Stored dataset items
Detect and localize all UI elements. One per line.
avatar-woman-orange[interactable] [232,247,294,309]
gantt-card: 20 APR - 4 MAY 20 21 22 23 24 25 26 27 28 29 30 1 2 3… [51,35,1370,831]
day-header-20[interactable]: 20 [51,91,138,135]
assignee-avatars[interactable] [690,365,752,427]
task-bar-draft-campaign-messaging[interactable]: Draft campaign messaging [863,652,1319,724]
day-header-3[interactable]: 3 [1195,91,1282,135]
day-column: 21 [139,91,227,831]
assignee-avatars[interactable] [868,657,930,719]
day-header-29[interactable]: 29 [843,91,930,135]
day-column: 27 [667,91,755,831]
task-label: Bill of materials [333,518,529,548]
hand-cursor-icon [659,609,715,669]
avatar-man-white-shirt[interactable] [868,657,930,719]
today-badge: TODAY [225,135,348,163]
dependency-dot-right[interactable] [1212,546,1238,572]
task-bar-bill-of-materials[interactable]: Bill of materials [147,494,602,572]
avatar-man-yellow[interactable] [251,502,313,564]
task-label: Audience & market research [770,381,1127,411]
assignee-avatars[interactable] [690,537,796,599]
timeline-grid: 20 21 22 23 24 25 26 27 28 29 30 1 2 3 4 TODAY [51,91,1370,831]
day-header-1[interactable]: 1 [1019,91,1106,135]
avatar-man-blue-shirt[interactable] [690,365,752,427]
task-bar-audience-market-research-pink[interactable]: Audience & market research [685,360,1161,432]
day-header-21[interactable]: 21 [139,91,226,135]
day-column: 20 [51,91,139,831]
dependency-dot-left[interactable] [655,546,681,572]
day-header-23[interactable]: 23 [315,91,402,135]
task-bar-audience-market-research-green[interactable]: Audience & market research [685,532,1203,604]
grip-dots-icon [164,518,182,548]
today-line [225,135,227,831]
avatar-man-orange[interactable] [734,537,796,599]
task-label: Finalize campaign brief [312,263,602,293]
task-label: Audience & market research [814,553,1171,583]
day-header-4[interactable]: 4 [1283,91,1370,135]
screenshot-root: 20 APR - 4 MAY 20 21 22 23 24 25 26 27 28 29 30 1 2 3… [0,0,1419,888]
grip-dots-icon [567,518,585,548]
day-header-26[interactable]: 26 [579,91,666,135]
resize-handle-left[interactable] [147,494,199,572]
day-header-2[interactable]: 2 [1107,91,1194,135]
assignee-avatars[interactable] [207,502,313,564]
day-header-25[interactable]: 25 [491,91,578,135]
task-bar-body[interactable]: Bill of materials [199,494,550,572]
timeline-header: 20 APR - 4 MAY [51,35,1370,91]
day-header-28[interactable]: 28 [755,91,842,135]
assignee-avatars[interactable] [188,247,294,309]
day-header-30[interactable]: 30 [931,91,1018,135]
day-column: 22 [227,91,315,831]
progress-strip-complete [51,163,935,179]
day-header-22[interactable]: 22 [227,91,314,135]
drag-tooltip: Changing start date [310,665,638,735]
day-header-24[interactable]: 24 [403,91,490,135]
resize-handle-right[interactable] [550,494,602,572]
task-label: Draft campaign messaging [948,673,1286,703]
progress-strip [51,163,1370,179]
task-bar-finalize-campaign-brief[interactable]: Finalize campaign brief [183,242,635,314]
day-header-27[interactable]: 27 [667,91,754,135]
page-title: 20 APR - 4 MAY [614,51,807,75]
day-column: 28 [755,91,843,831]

- [Your task]:
Change "gantt-card" to "gantt-panel" in the lines from the start of the records through the line containing "day-header-20[interactable]: 20 [51,91,138,135]", inclusive, and reproduce only those lines with everything else left as it is.

- [Answer for the task]:
Detect and localize all UI elements. One per line.
avatar-woman-orange[interactable] [232,247,294,309]
gantt-panel: 20 APR - 4 MAY 20 21 22 23 24 25 26 27 28 29 30 1 2 3… [51,35,1370,831]
day-header-20[interactable]: 20 [51,91,138,135]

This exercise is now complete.